** Begin THE INPUT **
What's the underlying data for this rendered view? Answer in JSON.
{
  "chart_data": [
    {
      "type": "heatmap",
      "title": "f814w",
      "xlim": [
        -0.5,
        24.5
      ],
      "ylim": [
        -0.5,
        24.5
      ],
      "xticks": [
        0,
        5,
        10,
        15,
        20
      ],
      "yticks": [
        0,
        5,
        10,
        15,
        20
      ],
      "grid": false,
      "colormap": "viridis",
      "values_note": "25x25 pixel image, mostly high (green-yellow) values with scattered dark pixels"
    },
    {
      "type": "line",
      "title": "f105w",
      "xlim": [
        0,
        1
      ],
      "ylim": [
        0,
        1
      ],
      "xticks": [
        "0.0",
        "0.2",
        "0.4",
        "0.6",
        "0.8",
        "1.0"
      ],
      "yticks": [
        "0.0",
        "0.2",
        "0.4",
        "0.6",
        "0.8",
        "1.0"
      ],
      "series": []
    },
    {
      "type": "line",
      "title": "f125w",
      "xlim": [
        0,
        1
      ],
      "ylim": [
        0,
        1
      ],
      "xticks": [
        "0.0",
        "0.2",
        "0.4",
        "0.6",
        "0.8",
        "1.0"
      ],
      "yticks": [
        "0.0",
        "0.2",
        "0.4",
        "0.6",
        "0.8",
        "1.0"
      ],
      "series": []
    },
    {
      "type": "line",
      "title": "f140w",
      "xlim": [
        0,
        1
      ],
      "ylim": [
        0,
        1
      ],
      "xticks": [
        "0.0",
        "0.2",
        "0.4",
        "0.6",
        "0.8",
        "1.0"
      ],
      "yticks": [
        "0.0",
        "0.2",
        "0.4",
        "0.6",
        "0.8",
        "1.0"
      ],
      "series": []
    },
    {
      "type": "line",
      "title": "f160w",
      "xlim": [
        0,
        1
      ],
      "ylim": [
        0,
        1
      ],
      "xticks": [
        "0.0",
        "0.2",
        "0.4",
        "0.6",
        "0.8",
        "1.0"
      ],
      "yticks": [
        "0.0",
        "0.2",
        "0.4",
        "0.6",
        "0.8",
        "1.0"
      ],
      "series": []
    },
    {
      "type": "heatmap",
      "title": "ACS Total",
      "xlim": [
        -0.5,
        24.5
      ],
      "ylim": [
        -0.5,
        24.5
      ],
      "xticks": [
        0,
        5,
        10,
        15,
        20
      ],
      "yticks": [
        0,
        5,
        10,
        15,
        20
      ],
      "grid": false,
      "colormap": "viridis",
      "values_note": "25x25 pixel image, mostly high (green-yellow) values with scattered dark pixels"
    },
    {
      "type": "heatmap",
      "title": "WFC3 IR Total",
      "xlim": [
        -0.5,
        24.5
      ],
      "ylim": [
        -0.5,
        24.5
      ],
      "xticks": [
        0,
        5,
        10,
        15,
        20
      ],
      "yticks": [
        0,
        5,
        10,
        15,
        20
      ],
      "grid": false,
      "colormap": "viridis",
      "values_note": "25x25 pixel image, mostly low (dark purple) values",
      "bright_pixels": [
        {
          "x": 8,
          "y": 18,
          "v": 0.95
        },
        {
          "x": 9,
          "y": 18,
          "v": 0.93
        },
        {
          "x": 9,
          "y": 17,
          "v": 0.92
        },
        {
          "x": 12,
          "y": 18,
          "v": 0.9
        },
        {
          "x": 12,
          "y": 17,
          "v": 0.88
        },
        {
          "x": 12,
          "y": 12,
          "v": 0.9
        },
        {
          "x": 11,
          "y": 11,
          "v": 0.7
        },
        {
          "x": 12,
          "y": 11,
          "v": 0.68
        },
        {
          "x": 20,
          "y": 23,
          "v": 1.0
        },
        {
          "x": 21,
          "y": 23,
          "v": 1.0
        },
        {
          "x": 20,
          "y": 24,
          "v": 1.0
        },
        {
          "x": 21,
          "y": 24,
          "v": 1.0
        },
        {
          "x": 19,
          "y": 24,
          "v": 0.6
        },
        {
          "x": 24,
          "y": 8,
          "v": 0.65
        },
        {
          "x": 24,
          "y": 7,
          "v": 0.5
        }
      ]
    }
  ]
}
** End THE INPUT **
Retype the whole listing, matching it exactly.

TASK ANSWER.
What's the underlying data for this rendered view? Answer in JSON.
{
  "chart_data": [
    {
      "type": "heatmap",
      "title": "f814w",
      "xlim": [
        -0.5,
        24.5
      ],
      "ylim": [
        -0.5,
        24.5
      ],
      "xticks": [
        0,
        5,
        10,
        15,
        20
      ],
      "yticks": [
        0,
        5,
        10,
        15,
        20
      ],
      "grid": false,
      "colormap": "viridis",
      "values_note": "25x25 pixel image, mostly high (green-yellow) values with scattered dark pixels"
    },
    {
      "type": "line",
      "title": "f105w",
      "xlim": [
        0,
        1
      ],
      "ylim": [
        0,
        1
      ],
      "xticks": [
        "0.0",
        "0.2",
        "0.4",
        "0.6",
        "0.8",
        "1.0"
      ],
      "yticks": [
        "0.0",
        "0.2",
        "0.4",
        "0.6",
        "0.8",
        "1.0"
      ],
      "series": []
    },
    {
      "type": "line",
      "title": "f125w",
      "xlim": [
        0,
        1
      ],
      "ylim": [
        0,
        1
      ],
      "xticks": [
        "0.0",
        "0.2",
        "0.4",
        "0.6",
        "0.8",
        "1.0"
      ],
      "yticks": [
        "0.0",
        "0.2",
        "0.4",
        "0.6",
        "0.8",
        "1.0"
      ],
      "series": []
    },
    {
      "type": "line",
      "title": "f140w",
      "xlim": [
        0,
        1
      ],
      "ylim": [
        0,
        1
      ],
      "xticks": [
        "0.0",
        "0.2",
        "0.4",
        "0.6",
        "0.8",
        "1.0"
      ],
      "yticks": [
        "0.0",
        "0.2",
        "0.4",
        "0.6",
        "0.8",
        "1.0"
      ],
      "series": []
    },
    {
      "type": "line",
      "title": "f160w",
      "xlim": [
        0,
        1
      ],
      "ylim": [
        0,
        1
      ],
      "xticks": [
        "0.0",
        "0.2",
        "0.4",
        "0.6",
        "0.8",
        "1.0"
      ],
      "yticks": [
        "0.0",
        "0.2",
        "0.4",
        "0.6",
        "0.8",
        "1.0"
      ],
      "series": []
    },
    {
      "type": "heatmap",
      "title": "ACS Total",
      "xlim": [
        -0.5,
        24.5
      ],
      "ylim": [
        -0.5,
        24.5
      ],
      "xticks": [
        0,
        5,
        10,
        15,
        20
      ],
      "yticks": [
        0,
        5,
        10,
        15,
        20
      ],
      "grid": false,
      "colormap": "viridis",
      "values_note": "25x25 pixel image, mostly high (green-yellow) values with scattered dark pixels"
    },
    {
      "type": "heatmap",
      "title": "WFC3 IR Total",
      "xlim": [
        -0.5,
        24.5
      ],
      "ylim": [
        -0.5,
        24.5
      ],
      "xticks": [
        0,
        5,
        10,
        15,
        20
      ],
      "yticks": [
        0,
        5,
        10,
        15,
        20
      ],
      "grid": false,
      "colormap": "viridis",
      "values_note": "25x25 pixel image, mostly low (dark purple) values",
      "bright_pixels": [
        {
          "x": 8,
          "y": 18,
          "v": 0.95
        },
        {
          "x": 9,
          "y": 18,
          "v": 0.93
        },
        {
          "x": 9,
          "y": 17,
          "v": 0.92
        },
        {
          "x": 12,
          "y": 18,
          "v": 0.9
        },
        {
          "x": 12,
          "y": 17,
          "v": 0.88
        },
        {
          "x": 12,
          "y": 12,
          "v": 0.9
        },
        {
          "x": 11,
          "y": 11,
          "v": 0.7
        },
        {
          "x": 12,
          "y": 11,
          "v": 0.68
        },
        {
          "x": 20,
          "y": 23,
          "v": 1.0
        },
        {
          "x": 21,
          "y": 23,
          "v": 1.0
        },
        {
          "x": 20,
          "y": 24,
          "v": 1.0
        },
        {
          "x": 21,
          "y": 24,
          "v": 1.0
        },
        {
          "x": 19,
          "y": 24,
          "v": 0.6
        },
        {
          "x": 24,
          "y": 8,
          "v": 0.65
        },
        {
          "x": 24,
          "y": 7,
          "v": 0.5
        }
      ]
    }
  ]
}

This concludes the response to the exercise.